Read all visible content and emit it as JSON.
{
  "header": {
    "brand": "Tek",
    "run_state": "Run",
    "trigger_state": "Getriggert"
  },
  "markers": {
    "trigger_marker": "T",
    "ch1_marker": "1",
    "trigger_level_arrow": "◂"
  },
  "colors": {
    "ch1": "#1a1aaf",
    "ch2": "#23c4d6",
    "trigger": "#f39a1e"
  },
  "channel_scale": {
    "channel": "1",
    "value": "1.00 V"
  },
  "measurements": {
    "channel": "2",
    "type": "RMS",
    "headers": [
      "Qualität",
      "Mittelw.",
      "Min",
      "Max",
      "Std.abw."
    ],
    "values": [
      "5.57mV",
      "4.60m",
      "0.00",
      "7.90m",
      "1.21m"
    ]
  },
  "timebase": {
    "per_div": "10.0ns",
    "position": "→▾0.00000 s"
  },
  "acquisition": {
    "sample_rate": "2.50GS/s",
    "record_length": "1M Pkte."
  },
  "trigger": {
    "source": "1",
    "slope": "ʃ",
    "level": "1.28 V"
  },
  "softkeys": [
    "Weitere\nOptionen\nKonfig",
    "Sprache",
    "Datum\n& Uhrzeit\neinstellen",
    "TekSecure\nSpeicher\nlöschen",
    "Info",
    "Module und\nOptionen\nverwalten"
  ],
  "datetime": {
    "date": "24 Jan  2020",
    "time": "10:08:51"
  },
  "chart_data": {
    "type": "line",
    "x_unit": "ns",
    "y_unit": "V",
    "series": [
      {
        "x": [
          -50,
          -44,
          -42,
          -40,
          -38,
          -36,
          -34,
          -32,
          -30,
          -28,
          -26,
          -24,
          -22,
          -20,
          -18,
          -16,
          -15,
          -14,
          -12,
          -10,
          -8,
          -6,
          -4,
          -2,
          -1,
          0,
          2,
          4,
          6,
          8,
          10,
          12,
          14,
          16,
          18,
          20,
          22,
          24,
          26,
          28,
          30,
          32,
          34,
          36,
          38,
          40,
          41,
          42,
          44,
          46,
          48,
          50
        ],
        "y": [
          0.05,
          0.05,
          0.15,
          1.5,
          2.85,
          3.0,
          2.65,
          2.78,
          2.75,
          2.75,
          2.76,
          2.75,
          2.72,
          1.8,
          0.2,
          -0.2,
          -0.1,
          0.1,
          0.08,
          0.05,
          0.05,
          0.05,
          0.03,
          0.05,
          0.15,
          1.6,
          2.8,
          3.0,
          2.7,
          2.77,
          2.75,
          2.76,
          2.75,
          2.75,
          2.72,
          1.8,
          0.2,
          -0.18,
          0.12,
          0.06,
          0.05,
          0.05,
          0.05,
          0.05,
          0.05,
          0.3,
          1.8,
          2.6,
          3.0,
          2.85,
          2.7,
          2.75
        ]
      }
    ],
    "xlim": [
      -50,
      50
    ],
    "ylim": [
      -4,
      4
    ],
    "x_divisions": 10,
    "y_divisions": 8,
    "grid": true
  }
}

+===+

• **TASK DIRECTIONS**: Retype the material in full, character for character.

• **ANSWER IN FULL**:
Read all visible content and emit it as JSON.
{
  "header": {
    "brand": "Tek",
    "run_state": "Run",
    "trigger_state": "Getriggert"
  },
  "markers": {
    "trigger_marker": "T",
    "ch1_marker": "1",
    "trigger_level_arrow": "◂"
  },
  "colors": {
    "ch1": "#1a1aaf",
    "ch2": "#23c4d6",
    "trigger": "#f39a1e"
  },
  "channel_scale": {
    "channel": "1",
    "value": "1.00 V"
  },
  "measurements": {
    "channel": "2",
    "type": "RMS",
    "headers": [
      "Qualität",
      "Mittelw.",
      "Min",
      "Max",
      "Std.abw."
    ],
    "values": [
      "5.57mV",
      "4.60m",
      "0.00",
      "7.90m",
      "1.21m"
    ]
  },
  "timebase": {
    "per_div": "10.0ns",
    "position": "→▾0.00000 s"
  },
  "acquisition": {
    "sample_rate": "2.50GS/s",
    "record_length": "1M Pkte."
  },
  "trigger": {
    "source": "1",
    "slope": "ʃ",
    "level": "1.28 V"
  },
  "softkeys": [
    "Weitere\nOptionen\nKonfig",
    "Sprache",
    "Datum\n& Uhrzeit\neinstellen",
    "TekSecure\nSpeicher\nlöschen",
    "Info",
    "Module und\nOptionen\nverwalten"
  ],
  "datetime": {
    "date": "24 Jan  2020",
    "time": "10:08:51"
  },
  "chart_data": {
    "type": "line",
    "x_unit": "ns",
    "y_unit": "V",
    "series": [
      {
        "x": [
          -50,
          -44,
          -42,
          -40,
          -38,
          -36,
          -34,
          -32,
          -30,
          -28,
          -26,
          -24,
          -22,
          -20,
          -18,
          -16,
          -15,
          -14,
          -12,
          -10,
          -8,
          -6,
          -4,
          -2,
          -1,
          0,
          2,
          4,
          6,
          8,
          10,
          12,
          14,
          16,
          18,
          20,
          22,
          24,
          26,
          28,
          30,
          32,
          34,
          36,
          38,
          40,
          41,
          42,
          44,
          46,
          48,
          50
        ],
        "y": [
          0.05,
          0.05,
          0.15,
          1.5,
          2.85,
          3.0,
          2.65,
          2.78,
          2.75,
          2.75,
          2.76,
          2.75,
          2.72,
          1.8,
          0.2,
          -0.2,
          -0.1,
          0.1,
          0.08,
          0.05,
          0.05,
          0.05,
          0.03,
          0.05,
          0.15,
          1.6,
          2.8,
          3.0,
          2.7,
          2.77,
          2.75,
          2.76,
          2.75,
          2.75,
          2.72,
          1.8,
          0.2,
          -0.18,
          0.12,
          0.06,
          0.05,
          0.05,
          0.05,
          0.05,
          0.05,
          0.3,
          1.8,
          2.6,
          3.0,
          2.85,
          2.7,
          2.75
        ]
      }
    ],
    "xlim": [
      -50,
      50
    ],
    "ylim": [
      -4,
      4
    ],
    "x_divisions": 10,
    "y_divisions": 8,
    "grid": true
  }
}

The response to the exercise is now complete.